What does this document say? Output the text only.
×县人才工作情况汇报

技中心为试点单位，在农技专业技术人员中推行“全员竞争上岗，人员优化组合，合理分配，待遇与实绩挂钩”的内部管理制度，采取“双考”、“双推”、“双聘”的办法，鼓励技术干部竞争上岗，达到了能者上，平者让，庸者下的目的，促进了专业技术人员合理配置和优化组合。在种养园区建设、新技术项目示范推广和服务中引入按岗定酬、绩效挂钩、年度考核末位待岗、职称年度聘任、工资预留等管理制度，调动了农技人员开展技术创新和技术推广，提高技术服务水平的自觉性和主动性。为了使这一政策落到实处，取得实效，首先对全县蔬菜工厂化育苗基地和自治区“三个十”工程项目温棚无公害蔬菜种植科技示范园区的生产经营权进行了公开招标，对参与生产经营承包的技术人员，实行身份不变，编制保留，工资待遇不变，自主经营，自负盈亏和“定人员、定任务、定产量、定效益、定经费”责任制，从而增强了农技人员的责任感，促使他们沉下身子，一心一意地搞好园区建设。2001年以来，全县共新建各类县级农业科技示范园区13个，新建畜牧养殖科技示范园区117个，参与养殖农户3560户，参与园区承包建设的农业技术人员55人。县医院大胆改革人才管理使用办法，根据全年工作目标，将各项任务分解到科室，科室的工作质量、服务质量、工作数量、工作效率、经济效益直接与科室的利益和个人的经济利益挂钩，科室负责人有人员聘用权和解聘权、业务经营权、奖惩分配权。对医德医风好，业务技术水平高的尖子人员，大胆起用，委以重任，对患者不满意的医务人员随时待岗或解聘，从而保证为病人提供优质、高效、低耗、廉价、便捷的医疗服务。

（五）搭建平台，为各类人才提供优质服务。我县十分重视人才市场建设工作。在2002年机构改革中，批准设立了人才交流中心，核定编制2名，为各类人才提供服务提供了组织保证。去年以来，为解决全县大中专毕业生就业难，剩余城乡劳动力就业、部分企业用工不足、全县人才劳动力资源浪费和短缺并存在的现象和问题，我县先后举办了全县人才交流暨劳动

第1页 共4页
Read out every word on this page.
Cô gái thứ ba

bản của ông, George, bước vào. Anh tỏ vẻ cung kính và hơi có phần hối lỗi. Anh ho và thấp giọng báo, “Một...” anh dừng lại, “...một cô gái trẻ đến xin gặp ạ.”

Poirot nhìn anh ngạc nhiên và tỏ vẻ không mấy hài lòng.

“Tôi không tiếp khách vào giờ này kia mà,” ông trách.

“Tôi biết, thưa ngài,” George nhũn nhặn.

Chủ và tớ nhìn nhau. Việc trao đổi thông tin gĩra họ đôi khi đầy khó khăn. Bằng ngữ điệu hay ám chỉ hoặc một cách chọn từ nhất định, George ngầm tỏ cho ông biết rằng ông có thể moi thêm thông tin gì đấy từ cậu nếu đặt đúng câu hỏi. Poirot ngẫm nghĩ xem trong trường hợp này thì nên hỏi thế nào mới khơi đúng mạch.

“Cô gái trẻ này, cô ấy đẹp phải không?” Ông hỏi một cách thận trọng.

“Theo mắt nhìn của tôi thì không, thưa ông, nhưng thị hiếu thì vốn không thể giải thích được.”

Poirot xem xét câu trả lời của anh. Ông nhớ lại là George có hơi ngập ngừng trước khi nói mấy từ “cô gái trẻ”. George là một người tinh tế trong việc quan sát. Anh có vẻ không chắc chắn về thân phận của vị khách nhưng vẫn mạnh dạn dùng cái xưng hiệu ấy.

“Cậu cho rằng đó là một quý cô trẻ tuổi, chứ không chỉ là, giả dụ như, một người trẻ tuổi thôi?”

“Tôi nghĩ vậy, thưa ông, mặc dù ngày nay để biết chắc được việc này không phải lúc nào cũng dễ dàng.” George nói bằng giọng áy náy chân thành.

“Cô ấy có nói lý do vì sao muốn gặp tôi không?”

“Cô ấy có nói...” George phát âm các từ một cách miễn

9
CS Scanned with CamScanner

▶ GIVEN TASK
Pick out, from the lines above, every one that contains the string "người".

▶ RESPONSE FOR THIS EXERCISE
Poirot xem xét câu trả lời của anh. Ông nhớ lại là George có hơi ngập ngừng trước khi nói mấy từ “cô gái trẻ”. George là một người tinh tế trong việc quan sát. Anh có vẻ không chắc chắn về thân phận của vị khách nhưng vẫn mạnh dạn dùng cái xưng hiệu ấy.
“Cậu cho rằng đó là một quý cô trẻ tuổi, chứ không chỉ là, giả dụ như, một người trẻ tuổi thôi?”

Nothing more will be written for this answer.